*Exercise task:*
Work out how many lines of the records hold the string "title", and reply with that number alone.
.....
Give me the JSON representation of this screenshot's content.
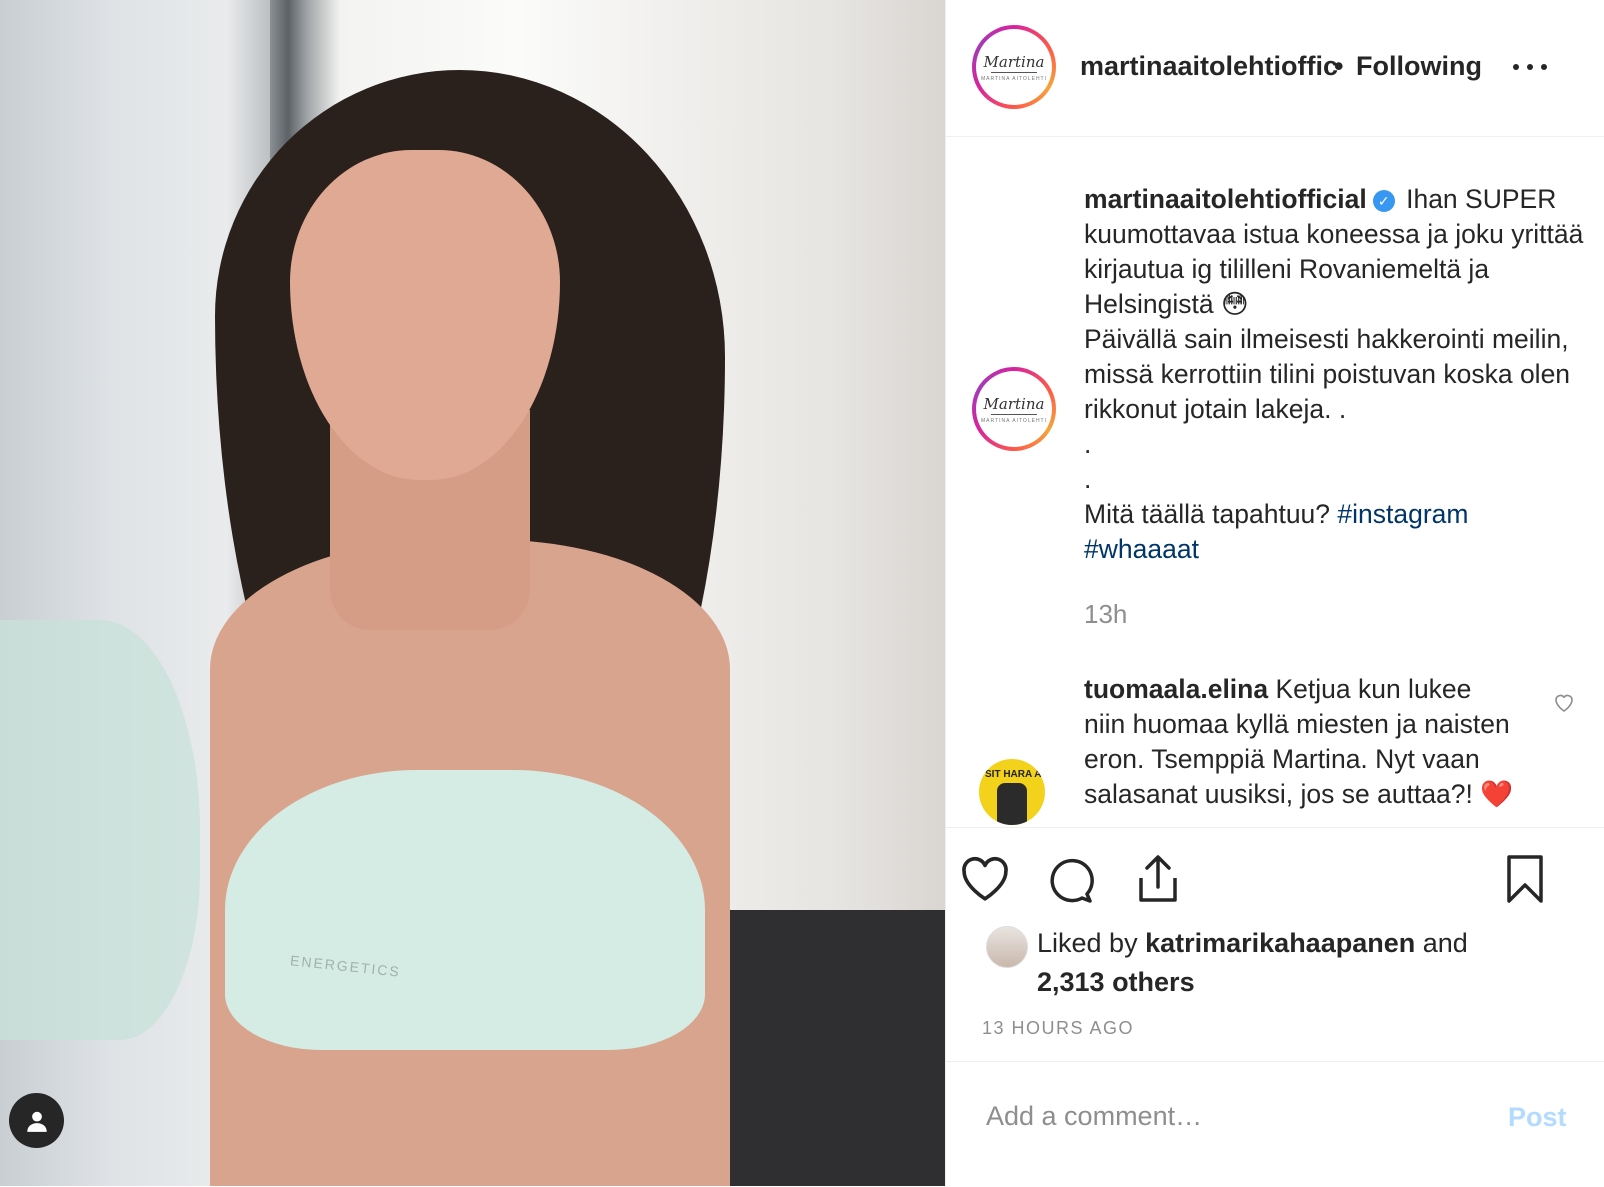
{
  "post": {
    "image_brand_text": "ENERGETICS"
  },
  "header": {
    "username": "martinaaitolehtioffic",
    "separator": "•",
    "follow_status": "Following",
    "avatar_script": "Martina",
    "avatar_small": "MARTINA AITOLEHTI"
  },
  "caption": {
    "username": "martinaaitolehtiofficial",
    "verified_glyph": "✓",
    "lines": [
      "Ihan SUPER kuumottavaa istua koneessa ja joku yrittää kirjautua ig tililleni Rovaniemeltä ja Helsingistä 😳",
      "Päivällä sain ilmeisesti hakkerointi meilin, missä kerrottiin tilini poistuvan koska olen rikkonut jotain lakeja. .",
      ".",
      ".",
      "Mitä täällä tapahtuu?"
    ],
    "hashtags": [
      "#instagram",
      "#whaaaat"
    ],
    "relative_time": "13h"
  },
  "comments": [
    {
      "username": "tuomaala.elina",
      "text": "Ketjua kun lukee niin huomaa kyllä miesten ja naisten eron. Tsemppiä Martina. Nyt vaan salasanat uusiksi, jos se auttaa?! ❤️",
      "avatar_text": "SIT HARA AI"
    }
  ],
  "likes": {
    "prefix": "Liked by",
    "user": "katrimarikahaapanen",
    "and": "and",
    "others": "2,313 others"
  },
  "timestamp": "13 HOURS AGO",
  "comment_box": {
    "placeholder": "Add a comment…",
    "post_label": "Post"
  },
  "colors": {
    "link": "#003569",
    "muted": "#8e8e8e",
    "verified": "#3897f0",
    "post_disabled": "#b3dbff"
  }
}
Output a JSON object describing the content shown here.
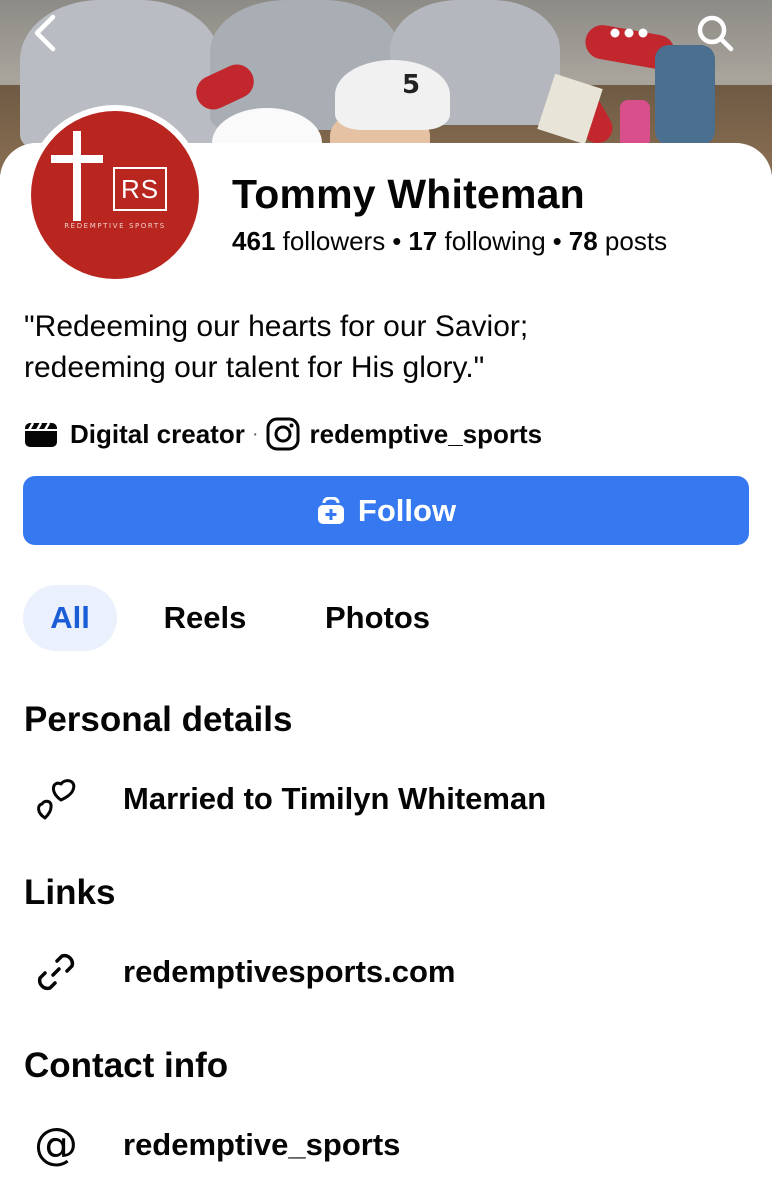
{
  "profile": {
    "name": "Tommy Whiteman",
    "followers_count": "461",
    "followers_label": "followers",
    "following_count": "17",
    "following_label": "following",
    "posts_count": "78",
    "posts_label": "posts",
    "bio_line1": "\"Redeeming our hearts for our Savior;",
    "bio_line2": "redeeming our talent for His glory.\"",
    "category": "Digital creator",
    "instagram_handle": "redemptive_sports",
    "avatar_logo_text": "RS",
    "avatar_logo_subtext": "REDEMPTIVE SPORTS",
    "cover_cap_number": "5"
  },
  "actions": {
    "follow_label": "Follow"
  },
  "tabs": [
    {
      "label": "All",
      "active": true
    },
    {
      "label": "Reels",
      "active": false
    },
    {
      "label": "Photos",
      "active": false
    }
  ],
  "sections": {
    "personal_details": {
      "title": "Personal details",
      "relationship": "Married to Timilyn Whiteman"
    },
    "links": {
      "title": "Links",
      "website": "redemptivesports.com"
    },
    "contact_info": {
      "title": "Contact info",
      "instagram": "redemptive_sports"
    }
  },
  "icons": {
    "back": "chevron-left-icon",
    "more": "more-horizontal-icon",
    "search": "search-icon",
    "category": "clapperboard-icon",
    "instagram": "instagram-icon",
    "follow": "add-friend-icon",
    "relationship": "hearts-icon",
    "link": "link-icon",
    "contact": "at-sign-icon"
  },
  "colors": {
    "accent": "#3578f0",
    "tab_active_bg": "#eaf1fd",
    "tab_active_text": "#1a5dd6",
    "avatar_red": "#b8261f",
    "text": "#050505"
  }
}
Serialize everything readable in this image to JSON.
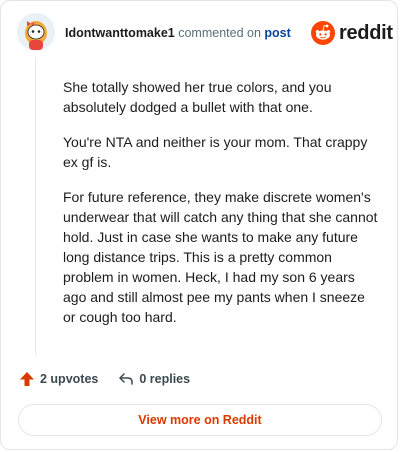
{
  "header": {
    "username": "Idontwanttomake1",
    "action_text": "commented on",
    "link_text": "post",
    "logo_text": "reddit"
  },
  "comment": {
    "paragraphs": [
      "She totally showed her true colors, and you absolutely dodged a bullet with that one.",
      "You're NTA and neither is your mom. That crappy ex gf is.",
      "For future reference, they make discrete women's underwear that will catch any thing that she cannot hold. Just in case she wants to make any future long distance trips. This is a pretty common problem in women. Heck, I had my son 6 years ago and still almost pee my pants when I sneeze or cough too hard."
    ]
  },
  "actions": {
    "upvotes_label": "2 upvotes",
    "replies_label": "0 replies",
    "upvote_icon": "upvote-arrow-icon",
    "reply_icon": "reply-arrow-icon"
  },
  "footer": {
    "view_more_label": "View more on Reddit"
  },
  "colors": {
    "brand_orange": "#ff4500",
    "link_blue": "#0a449b",
    "view_more_red": "#d93a00"
  }
}
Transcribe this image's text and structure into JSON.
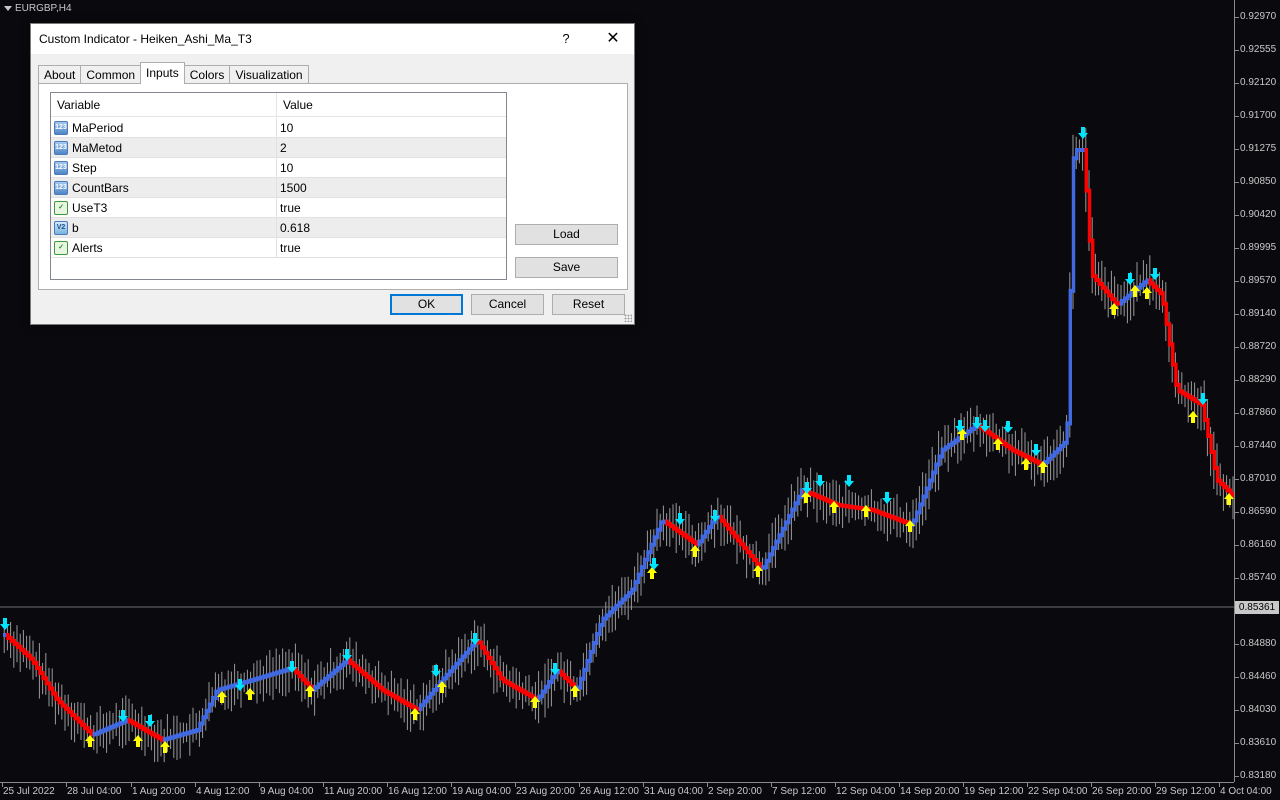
{
  "chart": {
    "symbol": "EURGBP,H4",
    "current_price": "0.85361",
    "price_labels": [
      "0.92970",
      "0.92555",
      "0.92120",
      "0.91700",
      "0.91275",
      "0.90850",
      "0.90420",
      "0.89995",
      "0.89570",
      "0.89140",
      "0.88720",
      "0.88290",
      "0.87860",
      "0.87440",
      "0.87010",
      "0.86590",
      "0.86160",
      "0.85740",
      "0.84880",
      "0.84460",
      "0.84030",
      "0.83610",
      "0.83180"
    ],
    "time_labels": [
      "25 Jul 2022",
      "28 Jul 04:00",
      "1 Aug 20:00",
      "4 Aug 12:00",
      "9 Aug 04:00",
      "11 Aug 20:00",
      "16 Aug 12:00",
      "19 Aug 04:00",
      "23 Aug 20:00",
      "26 Aug 12:00",
      "31 Aug 04:00",
      "2 Sep 20:00",
      "7 Sep 12:00",
      "12 Sep 04:00",
      "14 Sep 20:00",
      "19 Sep 12:00",
      "22 Sep 04:00",
      "26 Sep 20:00",
      "29 Sep 12:00",
      "4 Oct 04:00"
    ],
    "colors": {
      "up": "#4169e1",
      "down": "#ff0000",
      "wick": "#9a9a9a",
      "buy_arrow": "#ffff00",
      "sell_arrow": "#00e5ff",
      "background": "#0a0a0e"
    }
  },
  "dialog": {
    "title": "Custom Indicator - Heiken_Ashi_Ma_T3",
    "help": "?",
    "close": "✕",
    "tabs": [
      "About",
      "Common",
      "Inputs",
      "Colors",
      "Visualization"
    ],
    "active_tab": "Inputs",
    "grid": {
      "headers": [
        "Variable",
        "Value"
      ],
      "rows": [
        {
          "type": "int",
          "icon": "123",
          "variable": "MaPeriod",
          "value": "10"
        },
        {
          "type": "int",
          "icon": "123",
          "variable": "MaMetod",
          "value": "2"
        },
        {
          "type": "int",
          "icon": "123",
          "variable": "Step",
          "value": "10"
        },
        {
          "type": "int",
          "icon": "123",
          "variable": "CountBars",
          "value": "1500"
        },
        {
          "type": "bool",
          "icon": "✓",
          "variable": "UseT3",
          "value": "true"
        },
        {
          "type": "dbl",
          "icon": "V2",
          "variable": "b",
          "value": "0.618"
        },
        {
          "type": "bool",
          "icon": "✓",
          "variable": "Alerts",
          "value": "true"
        }
      ]
    },
    "buttons": {
      "load": "Load",
      "save": "Save",
      "ok": "OK",
      "cancel": "Cancel",
      "reset": "Reset"
    }
  }
}
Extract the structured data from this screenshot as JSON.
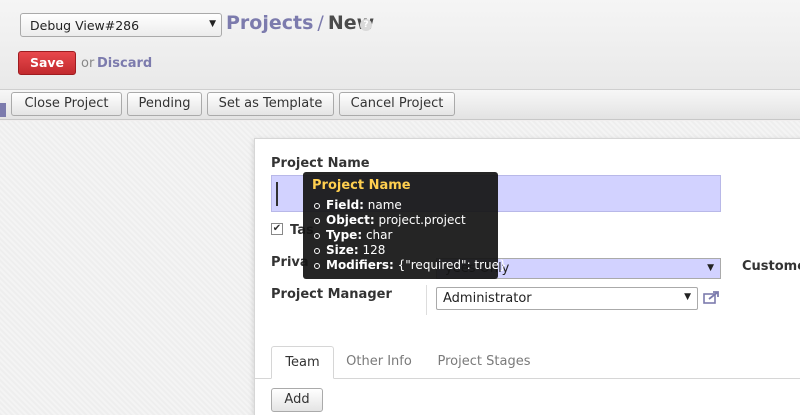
.....
*The answer:*
4